Give back every line exactly as it appears, pictures excluded.

[Provided data]

+ + + +

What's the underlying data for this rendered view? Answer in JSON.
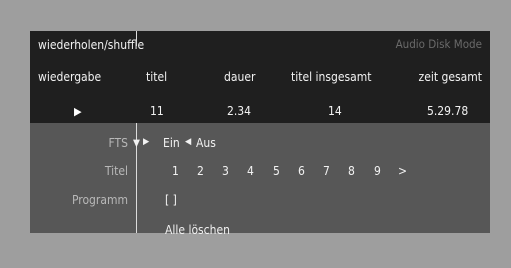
{
  "header": {
    "title": "wiederholen/shuffle",
    "mode": "Audio Disk Mode"
  },
  "columns": {
    "playback": "wiedergabe",
    "track": "titel",
    "duration": "dauer",
    "total_tracks": "titel insgesamt",
    "total_time": "zeit gesamt"
  },
  "values": {
    "play_icon": "play-icon",
    "track": "11",
    "duration": "2.34",
    "total_tracks": "14",
    "total_time": "5.29.78"
  },
  "rows": {
    "fts_label": "FTS",
    "fts_on": "Ein",
    "fts_off": "Aus",
    "track_label": "Titel",
    "track_numbers": [
      "1",
      "2",
      "3",
      "4",
      "5",
      "6",
      "7",
      "8",
      "9"
    ],
    "track_next": ">",
    "program_label": "Programm",
    "program_value": "[ ]",
    "clear_all": "Alle löschen"
  }
}
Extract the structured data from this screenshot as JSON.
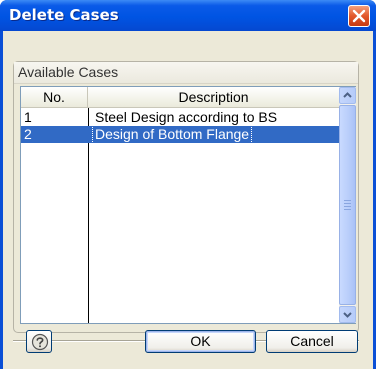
{
  "window": {
    "title": "Delete Cases"
  },
  "group": {
    "title": "Available Cases"
  },
  "table": {
    "columns": [
      "No.",
      "Description"
    ],
    "rows": [
      {
        "no": "1",
        "description": "Steel Design according to BS",
        "selected": false
      },
      {
        "no": "2",
        "description": "Design of Bottom Flange",
        "selected": true
      }
    ]
  },
  "buttons": {
    "ok": "OK",
    "cancel": "Cancel",
    "help_icon": "help-icon"
  },
  "colors": {
    "titlebar": "#0054e3",
    "selection": "#316ac5",
    "dialog_bg": "#ece9d8"
  }
}
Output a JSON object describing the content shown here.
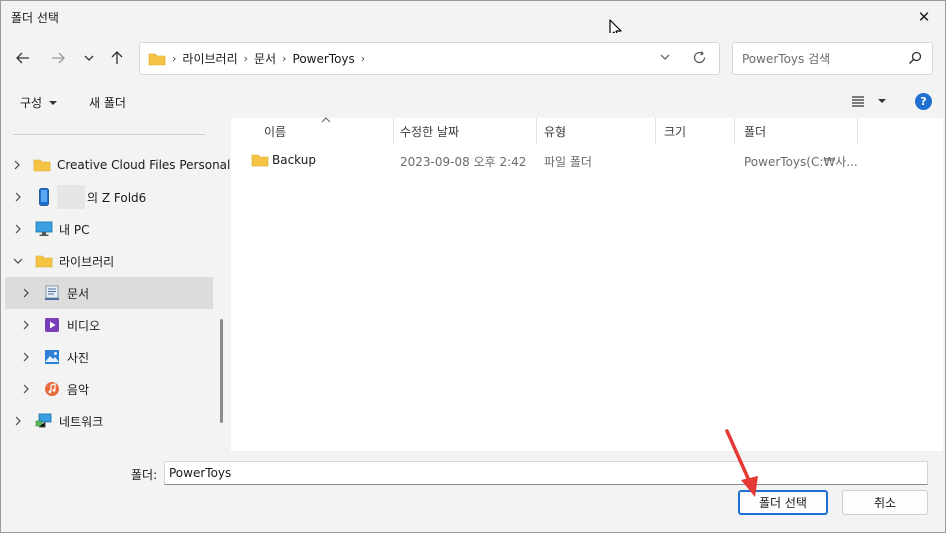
{
  "window": {
    "title": "폴더 선택",
    "close_glyph": "✕"
  },
  "nav": {
    "crumbs": [
      "라이브러리",
      "문서",
      "PowerToys"
    ],
    "sep": "›",
    "search_placeholder": "PowerToys 검색"
  },
  "commands": {
    "organize": "구성",
    "new_folder": "새 폴더",
    "help": "?"
  },
  "tree": {
    "items": [
      {
        "label": "Creative Cloud Files Personal",
        "icon": "folder-icon"
      },
      {
        "label": "의 Z Fold6",
        "icon": "phone-icon"
      },
      {
        "label": "내 PC",
        "icon": "monitor-icon"
      },
      {
        "label": "라이브러리",
        "icon": "folder-icon"
      },
      {
        "label": "문서",
        "icon": "document-icon"
      },
      {
        "label": "비디오",
        "icon": "video-icon"
      },
      {
        "label": "사진",
        "icon": "picture-icon"
      },
      {
        "label": "음악",
        "icon": "music-icon"
      },
      {
        "label": "네트워크",
        "icon": "network-icon"
      }
    ]
  },
  "columns": {
    "name": "이름",
    "modified": "수정한 날짜",
    "type": "유형",
    "size": "크기",
    "folder": "폴더"
  },
  "rows": [
    {
      "name": "Backup",
      "modified": "2023-09-08 오후 2:42",
      "type": "파일 폴더",
      "size": "",
      "folder": "PowerToys(C:₩사..."
    }
  ],
  "footer": {
    "folder_label": "폴더:",
    "folder_value": "PowerToys",
    "select_button": "폴더 선택",
    "cancel_button": "취소"
  },
  "colors": {
    "accent": "#1e6fd0",
    "folder": "#f6c445",
    "annotation": "#e53935"
  }
}
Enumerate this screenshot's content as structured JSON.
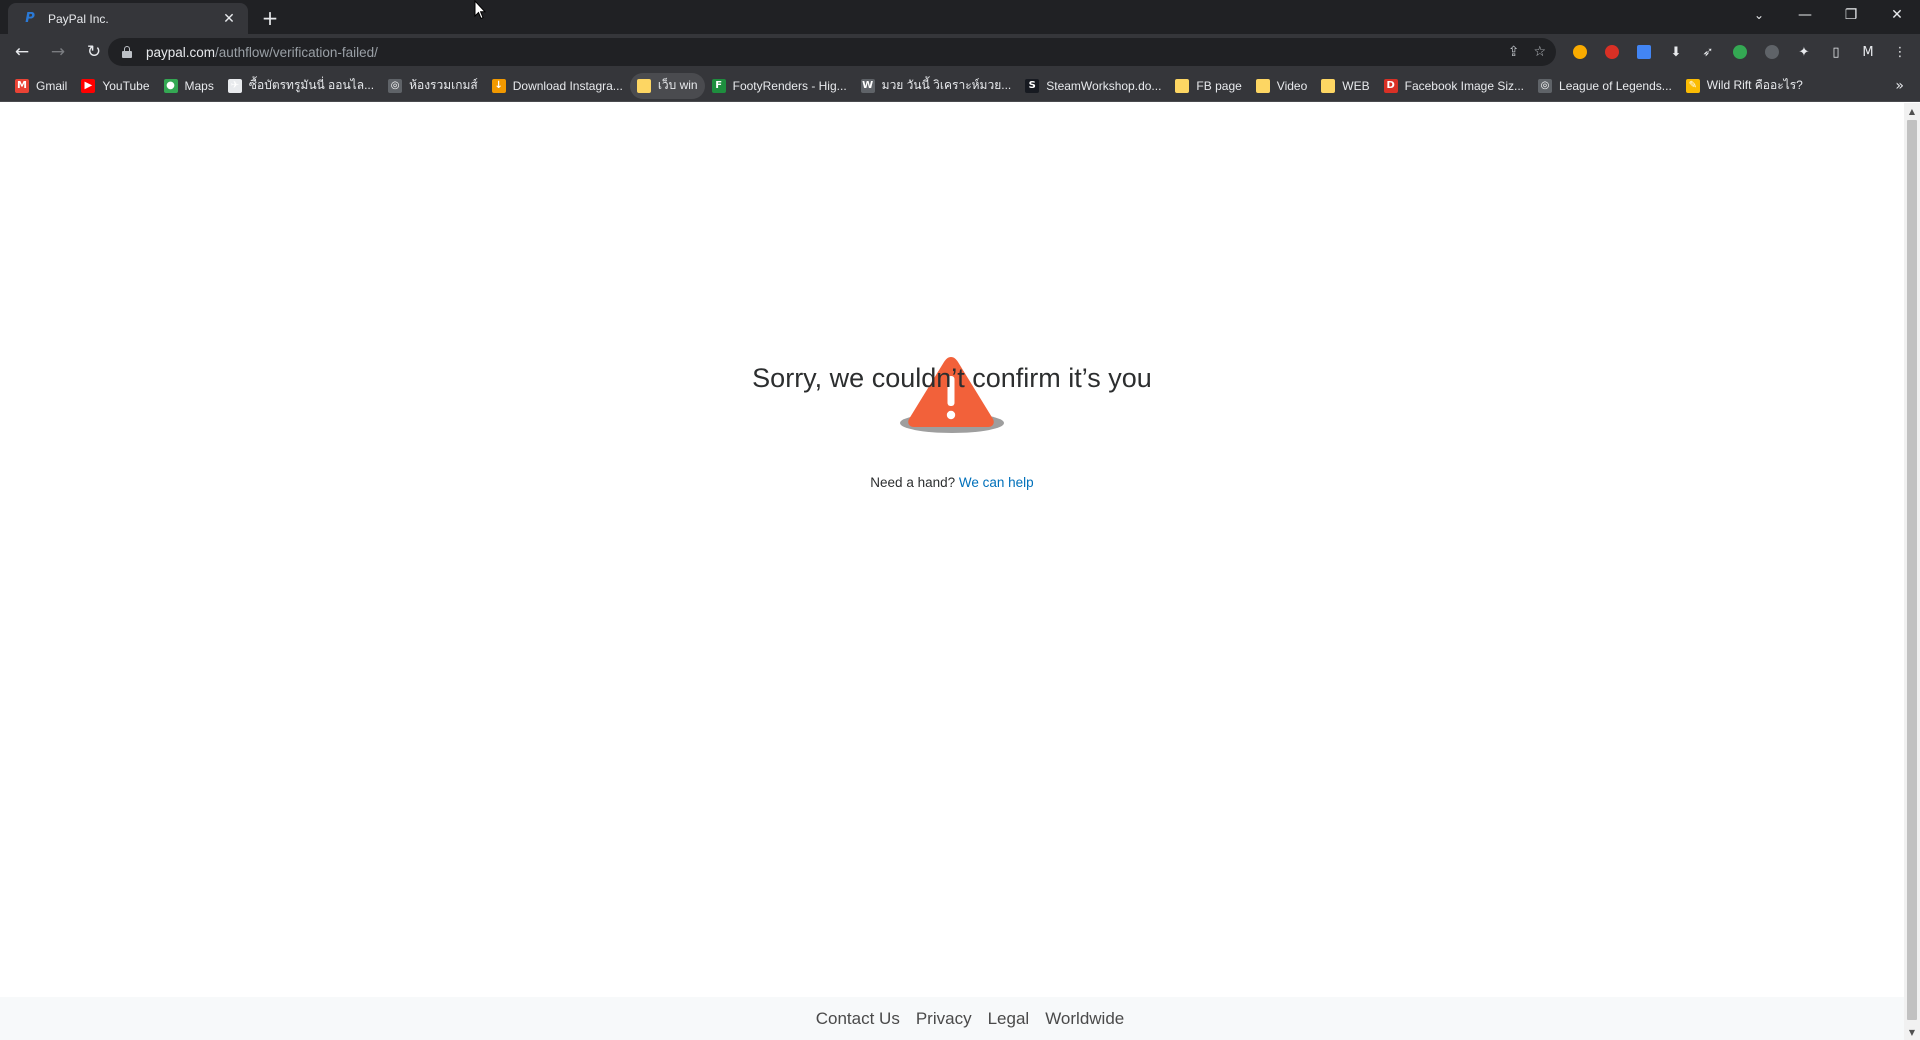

+ + + +

[Output for this task]
What's the underlying data for this rendered view? Answer in JSON.
{
  "header": {
    "title": "wiederholen/shuffle",
    "mode": "Audio Disk Mode"
  },
  "columns": {
    "playback": "wiedergabe",
    "track": "titel",
    "duration": "dauer",
    "total_tracks": "titel insgesamt",
    "total_time": "zeit gesamt"
  },
  "values": {
    "play_icon": "play-icon",
    "track": "11",
    "duration": "2.34",
    "total_tracks": "14",
    "total_time": "5.29.78"
  },
  "rows": {
    "fts_label": "FTS",
    "fts_on": "Ein",
    "fts_off": "Aus",
    "track_label": "Titel",
    "track_numbers": [
      "1",
      "2",
      "3",
      "4",
      "5",
      "6",
      "7",
      "8",
      "9"
    ],
    "track_next": ">",
    "program_label": "Programm",
    "program_value": "[ ]",
    "clear_all": "Alle löschen"
  }
}
Extract the structured data from this screenshot as JSON.
{
  "window": {
    "title": "Delete Cases"
  },
  "group": {
    "title": "Available Cases"
  },
  "table": {
    "columns": [
      "No.",
      "Description"
    ],
    "rows": [
      {
        "no": "1",
        "description": "Steel Design according to BS",
        "selected": false
      },
      {
        "no": "2",
        "description": "Design of Bottom Flange",
        "selected": true
      }
    ]
  },
  "buttons": {
    "ok": "OK",
    "cancel": "Cancel",
    "help_icon": "help-icon"
  },
  "colors": {
    "titlebar": "#0054e3",
    "selection": "#316ac5",
    "dialog_bg": "#ece9d8"
  }
}
Output a JSON object describing the content shown here.
{
  "window": {
    "title": "폴더 선택",
    "close_glyph": "✕"
  },
  "nav": {
    "crumbs": [
      "라이브러리",
      "문서",
      "PowerToys"
    ],
    "sep": "›",
    "search_placeholder": "PowerToys 검색"
  },
  "commands": {
    "organize": "구성",
    "new_folder": "새 폴더",
    "help": "?"
  },
  "tree": {
    "items": [
      {
        "label": "Creative Cloud Files Personal",
        "icon": "folder-icon"
      },
      {
        "label": "의 Z Fold6",
        "icon": "phone-icon"
      },
      {
        "label": "내 PC",
        "icon": "monitor-icon"
      },
      {
        "label": "라이브러리",
        "icon": "folder-icon"
      },
      {
        "label": "문서",
        "icon": "document-icon"
      },
      {
        "label": "비디오",
        "icon": "video-icon"
      },
      {
        "label": "사진",
        "icon": "picture-icon"
      },
      {
        "label": "음악",
        "icon": "music-icon"
      },
      {
        "label": "네트워크",
        "icon": "network-icon"
      }
    ]
  },
  "columns": {
    "name": "이름",
    "modified": "수정한 날짜",
    "type": "유형",
    "size": "크기",
    "folder": "폴더"
  },
  "rows": [
    {
      "name": "Backup",
      "modified": "2023-09-08 오후 2:42",
      "type": "파일 폴더",
      "size": "",
      "folder": "PowerToys(C:₩사..."
    }
  ],
  "footer": {
    "folder_label": "폴더:",
    "folder_value": "PowerToys",
    "select_button": "폴더 선택",
    "cancel_button": "취소"
  },
  "colors": {
    "accent": "#1e6fd0",
    "folder": "#f6c445",
    "annotation": "#e53935"
  }
}
Enumerate this screenshot's content as structured JSON.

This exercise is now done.